Required task: The records below must be output exactly, without pictures.

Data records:
┌────────
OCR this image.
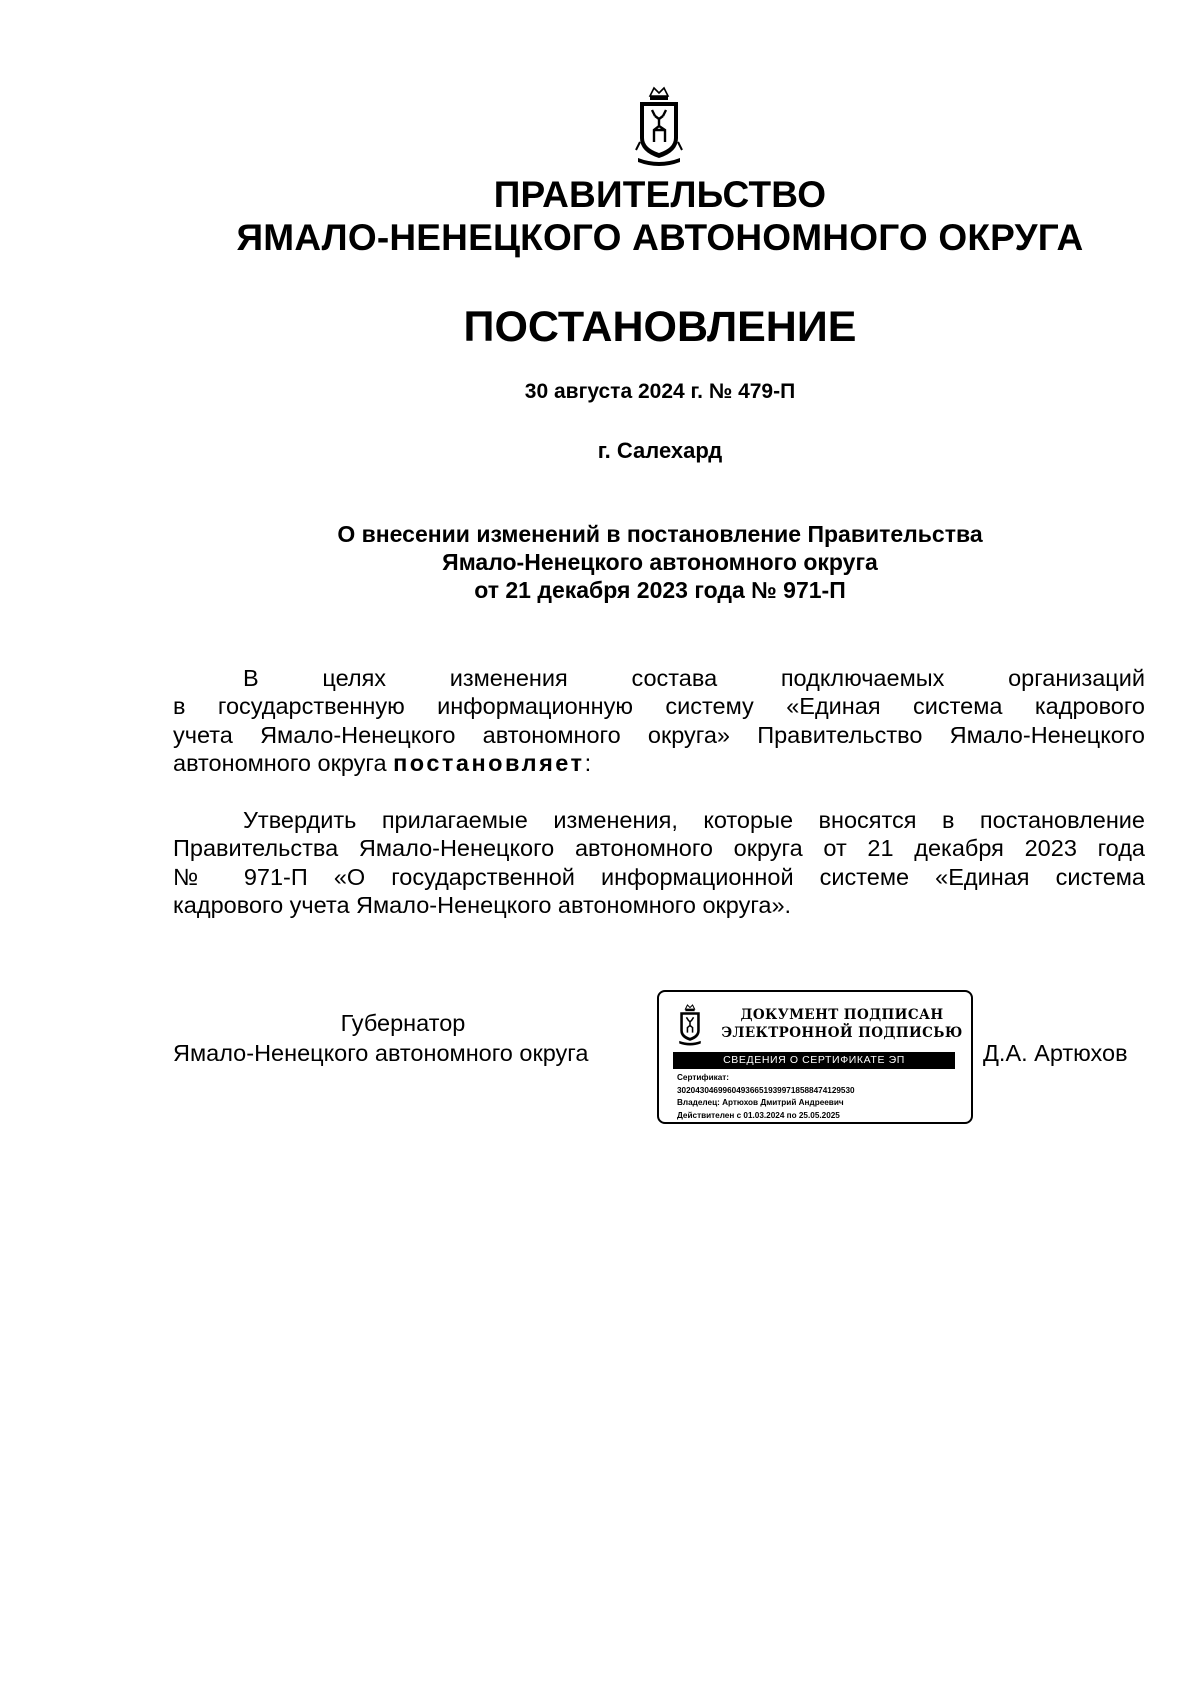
ПРАВИТЕЛЬСТВО
ЯМАЛО-НЕНЕЦКОГО АВТОНОМНОГО ОКРУГА
ПОСТАНОВЛЕНИЕ
30 августа 2024 г. № 479-П
г. Салехард
О внесении изменений в постановление Правительства
Ямало-Ненецкого автономного округа
от 21 декабря 2023 года № 971-П
В целях изменения состава подключаемых организаций
в государственную информационную систему «Единая система кадрового
учета Ямало-Ненецкого автономного округа» Правительство Ямало-Ненецкого
автономного округа постановляет:
Утвердить прилагаемые изменения, которые вносятся в постановление
Правительства Ямало-Ненецкого автономного округа от 21 декабря 2023 года
№ 971-П «О государственной информационной системе «Единая система
кадрового учета Ямало-Ненецкого автономного округа».
Губернатор
Ямало-Ненецкого автономного округа
ДОКУМЕНТ ПОДПИСАН
ЭЛЕКТРОННОЙ ПОДПИСЬЮ
СВЕДЕНИЯ О СЕРТИФИКАТЕ ЭП
Сертификат:
302043046996049366519399718588474129530
Владелец: Артюхов Дмитрий Андреевич
Действителен с 01.03.2024 по 25.05.2025
Д.А. Артюхов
└────────
Solution to this task:
OCR this image.
ПРАВИТЕЛЬСТВО
ЯМАЛО-НЕНЕЦКОГО АВТОНОМНОГО ОКРУГА
ПОСТАНОВЛЕНИЕ
30 августа 2024 г. № 479-П
г. Салехард
О внесении изменений в постановление Правительства
Ямало-Ненецкого автономного округа
от 21 декабря 2023 года № 971-П
В целях изменения состава подключаемых организаций
в государственную информационную систему «Единая система кадрового
учета Ямало-Ненецкого автономного округа» Правительство Ямало-Ненецкого
автономного округа постановляет:
Утвердить прилагаемые изменения, которые вносятся в постановление
Правительства Ямало-Ненецкого автономного округа от 21 декабря 2023 года
№ 971-П «О государственной информационной системе «Единая система
кадрового учета Ямало-Ненецкого автономного округа».
Губернатор
Ямало-Ненецкого автономного округа
ДОКУМЕНТ ПОДПИСАН
ЭЛЕКТРОННОЙ ПОДПИСЬЮ
СВЕДЕНИЯ О СЕРТИФИКАТЕ ЭП
Сертификат:
302043046996049366519399718588474129530
Владелец: Артюхов Дмитрий Андреевич
Действителен с 01.03.2024 по 25.05.2025
Д.А. Артюхов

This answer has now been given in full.